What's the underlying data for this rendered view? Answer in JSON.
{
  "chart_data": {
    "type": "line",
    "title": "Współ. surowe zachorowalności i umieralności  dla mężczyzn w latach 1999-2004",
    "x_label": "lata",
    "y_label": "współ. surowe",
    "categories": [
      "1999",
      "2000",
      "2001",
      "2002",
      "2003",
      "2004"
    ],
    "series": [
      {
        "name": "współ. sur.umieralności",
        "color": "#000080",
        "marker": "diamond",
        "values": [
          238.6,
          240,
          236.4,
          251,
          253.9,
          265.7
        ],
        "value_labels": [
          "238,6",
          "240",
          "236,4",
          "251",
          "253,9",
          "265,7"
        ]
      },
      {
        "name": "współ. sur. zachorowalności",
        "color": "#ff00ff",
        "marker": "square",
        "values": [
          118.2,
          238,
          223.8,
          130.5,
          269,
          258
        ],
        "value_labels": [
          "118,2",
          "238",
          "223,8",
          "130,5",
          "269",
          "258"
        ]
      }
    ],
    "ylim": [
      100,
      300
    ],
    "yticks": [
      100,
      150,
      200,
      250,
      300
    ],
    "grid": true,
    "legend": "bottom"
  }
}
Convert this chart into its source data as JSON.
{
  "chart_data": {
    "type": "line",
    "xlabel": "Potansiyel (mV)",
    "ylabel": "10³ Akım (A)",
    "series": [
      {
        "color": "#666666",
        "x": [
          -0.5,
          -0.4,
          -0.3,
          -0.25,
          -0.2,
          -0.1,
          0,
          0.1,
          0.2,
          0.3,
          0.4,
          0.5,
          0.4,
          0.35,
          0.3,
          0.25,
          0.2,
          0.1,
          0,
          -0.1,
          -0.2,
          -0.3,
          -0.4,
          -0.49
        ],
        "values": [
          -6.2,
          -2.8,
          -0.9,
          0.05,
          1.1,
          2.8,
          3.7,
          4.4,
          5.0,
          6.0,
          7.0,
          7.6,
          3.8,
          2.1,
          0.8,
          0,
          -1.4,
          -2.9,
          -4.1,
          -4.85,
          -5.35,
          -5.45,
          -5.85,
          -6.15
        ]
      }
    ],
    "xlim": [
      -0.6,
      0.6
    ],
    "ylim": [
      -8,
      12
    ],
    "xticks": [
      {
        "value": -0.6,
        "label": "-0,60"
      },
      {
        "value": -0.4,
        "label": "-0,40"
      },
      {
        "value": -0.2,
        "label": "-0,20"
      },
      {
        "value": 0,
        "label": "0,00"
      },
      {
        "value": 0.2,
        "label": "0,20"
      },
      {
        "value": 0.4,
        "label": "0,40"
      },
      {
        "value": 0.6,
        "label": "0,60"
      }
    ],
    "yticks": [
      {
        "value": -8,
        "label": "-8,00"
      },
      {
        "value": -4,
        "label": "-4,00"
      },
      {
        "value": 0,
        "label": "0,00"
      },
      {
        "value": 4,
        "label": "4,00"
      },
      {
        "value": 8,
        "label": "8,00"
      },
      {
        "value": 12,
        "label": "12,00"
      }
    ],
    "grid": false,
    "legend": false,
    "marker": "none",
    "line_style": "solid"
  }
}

----------

* INSTRUCTIONS FOR THE TASK:
Each line of the material should be echoed exactly.

* WRITTEN SOLUTION:
What's the underlying data for this rendered view? Answer in JSON.
{
  "chart_data": {
    "type": "line",
    "title": "Współ. surowe zachorowalności i umieralności  dla mężczyzn w latach 1999-2004",
    "x_label": "lata",
    "y_label": "współ. surowe",
    "categories": [
      "1999",
      "2000",
      "2001",
      "2002",
      "2003",
      "2004"
    ],
    "series": [
      {
        "name": "współ. sur.umieralności",
        "color": "#000080",
        "marker": "diamond",
        "values": [
          238.6,
          240,
          236.4,
          251,
          253.9,
          265.7
        ],
        "value_labels": [
          "238,6",
          "240",
          "236,4",
          "251",
          "253,9",
          "265,7"
        ]
      },
      {
        "name": "współ. sur. zachorowalności",
        "color": "#ff00ff",
        "marker": "square",
        "values": [
          118.2,
          238,
          223.8,
          130.5,
          269,
          258
        ],
        "value_labels": [
          "118,2",
          "238",
          "223,8",
          "130,5",
          "269",
          "258"
        ]
      }
    ],
    "ylim": [
      100,
      300
    ],
    "yticks": [
      100,
      150,
      200,
      250,
      300
    ],
    "grid": true,
    "legend": "bottom"
  }
}
Convert this chart into its source data as JSON.
{
  "chart_data": {
    "type": "line",
    "xlabel": "Potansiyel (mV)",
    "ylabel": "10³ Akım (A)",
    "series": [
      {
        "color": "#666666",
        "x": [
          -0.5,
          -0.4,
          -0.3,
          -0.25,
          -0.2,
          -0.1,
          0,
          0.1,
          0.2,
          0.3,
          0.4,
          0.5,
          0.4,
          0.35,
          0.3,
          0.25,
          0.2,
          0.1,
          0,
          -0.1,
          -0.2,
          -0.3,
          -0.4,
          -0.49
        ],
        "values": [
          -6.2,
          -2.8,
          -0.9,
          0.05,
          1.1,
          2.8,
          3.7,
          4.4,
          5.0,
          6.0,
          7.0,
          7.6,
          3.8,
          2.1,
          0.8,
          0,
          -1.4,
          -2.9,
          -4.1,
          -4.85,
          -5.35,
          -5.45,
          -5.85,
          -6.15
        ]
      }
    ],
    "xlim": [
      -0.6,
      0.6
    ],
    "ylim": [
      -8,
      12
    ],
    "xticks": [
      {
        "value": -0.6,
        "label": "-0,60"
      },
      {
        "value": -0.4,
        "label": "-0,40"
      },
      {
        "value": -0.2,
        "label": "-0,20"
      },
      {
        "value": 0,
        "label": "0,00"
      },
      {
        "value": 0.2,
        "label": "0,20"
      },
      {
        "value": 0.4,
        "label": "0,40"
      },
      {
        "value": 0.6,
        "label": "0,60"
      }
    ],
    "yticks": [
      {
        "value": -8,
        "label": "-8,00"
      },
      {
        "value": -4,
        "label": "-4,00"
      },
      {
        "value": 0,
        "label": "0,00"
      },
      {
        "value": 4,
        "label": "4,00"
      },
      {
        "value": 8,
        "label": "8,00"
      },
      {
        "value": 12,
        "label": "12,00"
      }
    ],
    "grid": false,
    "legend": false,
    "marker": "none",
    "line_style": "solid"
  }
}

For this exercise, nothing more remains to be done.